§ Polecenie
Powtórz w całości, słowo w słowo, tekst o wycince drzew na Ursynowie.

[TYLKO U NAS] Ta pielęgnacja drzew“ przypomina prawdziwą masakrę. Zarząd Zieleni i burmistrz Ursynowa milczą!

Dziś mija dokładnie trzeci dzień odkąd portal Zjednoczeni dla Zwierząt opisał skandaliczną sprawę wycinki drzew, która  jest robiona poza standardami i kontrolą czegokolwiek. Zresztą pielęgnacja drzew w Warszawie zostawia wiele do życzenia. Jak na razie tylko jeden ursynowski tytuł pochylił się nad sprawą i ani Robert Kempa, burmistrz Ursynowa, ani Zarząd Zieleni nie reagują. Nie reagują też zieloni warszawscy miejscy aktywiści. Czy w Warszawie nastała już anarchia? Oddajmy głos portalowi, który opisuje całą historię.

§ Treść zbioru danych

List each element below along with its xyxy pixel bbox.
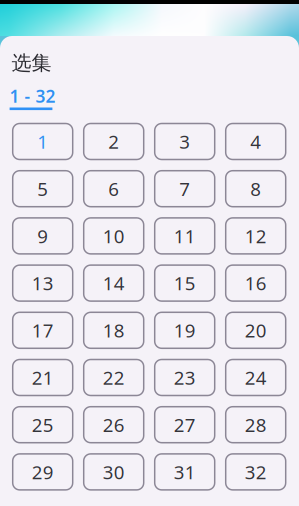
button[interactable]: 2 [84,124,144,160]
button[interactable]: 16 [226,265,286,301]
staticText: 21 [32,365,54,390]
button[interactable]: 10 [84,218,144,254]
staticText: 26 [103,412,125,437]
staticText: 1 - 32 [10,84,56,108]
button[interactable]: 9 [13,218,73,254]
staticText: 12 [245,224,267,248]
button[interactable]: 31 [155,454,215,490]
button[interactable]: 24 [226,360,286,396]
staticText: 31 [174,460,196,484]
staticText: 4 [250,129,261,154]
button[interactable]: 7 [155,171,215,207]
staticText: 2 [108,129,119,154]
staticText: 20 [245,318,267,343]
staticText: 7 [179,176,190,201]
button[interactable]: 12 [226,218,286,254]
staticText: 1 [37,129,48,154]
staticText: 15 [174,271,196,296]
staticText: 30 [103,460,125,484]
button[interactable]: 1 - 32 [0,88,56,110]
button[interactable]: 19 [155,312,215,348]
button[interactable]: 27 [155,407,215,443]
staticText: 23 [174,365,196,390]
staticText: 27 [174,412,196,437]
staticText: 29 [32,460,54,484]
button[interactable]: 28 [226,407,286,443]
button[interactable]: 5 [13,171,73,207]
button[interactable]: 6 [84,171,144,207]
staticText: 选集 [12,51,52,75]
button[interactable]: 21 [13,360,73,396]
staticText: 16 [245,271,267,296]
staticText: 14 [103,271,125,296]
staticText: 24 [245,365,267,390]
button[interactable]: 8 [226,171,286,207]
staticText: 22 [103,365,125,390]
button[interactable]: 14 [84,265,144,301]
button[interactable]: 4 [226,124,286,160]
button[interactable]: 30 [84,454,144,490]
button[interactable]: 17 [13,312,73,348]
button[interactable]: 26 [84,407,144,443]
staticText: 32 [245,460,267,484]
staticText: 10 [103,224,125,248]
button[interactable]: 11 [155,218,215,254]
staticText: 8 [250,176,261,201]
staticText: 11 [174,224,196,248]
button[interactable]: 15 [155,265,215,301]
staticText: 19 [174,318,196,343]
staticText: 28 [245,412,267,437]
staticText: 18 [103,318,125,343]
button[interactable]: 32 [226,454,286,490]
staticText: 9 [37,224,48,248]
staticText: 13 [32,271,54,296]
button[interactable]: 29 [13,454,73,490]
button[interactable]: 3 [155,124,215,160]
button[interactable]: 23 [155,360,215,396]
staticText: 5 [37,176,48,201]
staticText: 25 [32,412,54,437]
button[interactable]: 25 [13,407,73,443]
staticText: 17 [32,318,54,343]
button[interactable]: 22 [84,360,144,396]
button[interactable]: 1 [13,124,73,160]
button[interactable]: 20 [226,312,286,348]
button[interactable]: 13 [13,265,73,301]
button[interactable]: 18 [84,312,144,348]
staticText: 6 [108,176,119,201]
staticText: 3 [179,129,190,154]
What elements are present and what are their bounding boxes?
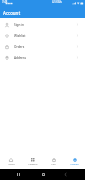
staticText: Account	[70, 163, 79, 166]
staticText: Category	[28, 163, 38, 166]
button[interactable]: Orders	[0, 41, 85, 52]
staticText: Cart	[51, 163, 56, 166]
staticText: Orders	[14, 45, 25, 49]
button[interactable]: Account	[0, 7, 85, 18]
button[interactable]: Home	[29, 169, 57, 180]
button[interactable]: Sign in	[0, 19, 85, 30]
staticText: 4.5 KB/s	[52, 0, 62, 4]
button[interactable]: Back	[0, 169, 29, 180]
button[interactable]: Category	[22, 158, 43, 166]
button[interactable]: Account	[64, 158, 85, 166]
staticText: Home	[8, 163, 15, 166]
staticText: Sign in	[14, 23, 24, 27]
staticText: Address	[14, 56, 26, 60]
staticText: 7:48	[2, 0, 8, 4]
button[interactable]: Recent apps	[57, 169, 85, 180]
button[interactable]: Home	[0, 158, 22, 166]
button[interactable]: Address	[0, 52, 85, 63]
button[interactable]: Wishlist	[0, 30, 85, 41]
staticText: Wishlist	[14, 34, 26, 38]
staticText: Account	[3, 10, 21, 16]
button[interactable]: Cart	[43, 158, 64, 166]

§ Pełna odpowiedź
[TYLKO U NAS] Ta pielęgnacja drzew“ przypomina prawdziwą masakrę. Zarząd Zieleni i burmistrz Ursynowa milczą!

Dziś mija dokładnie trzeci dzień odkąd portal Zjednoczeni dla Zwierząt opisał skandaliczną sprawę wycinki drzew, która  jest robiona poza standardami i kontrolą czegokolwiek. Zresztą pielęgnacja drzew w Warszawie zostawia wiele do życzenia. Jak na razie tylko jeden ursynowski tytuł pochylił się nad sprawą i ani Robert Kempa, burmistrz Ursynowa, ani Zarząd Zieleni nie reagują. Nie reagują też zieloni warszawscy miejscy aktywiści. Czy w Warszawie nastała już anarchia? Oddajmy głos portalowi, który opisuje całą historię.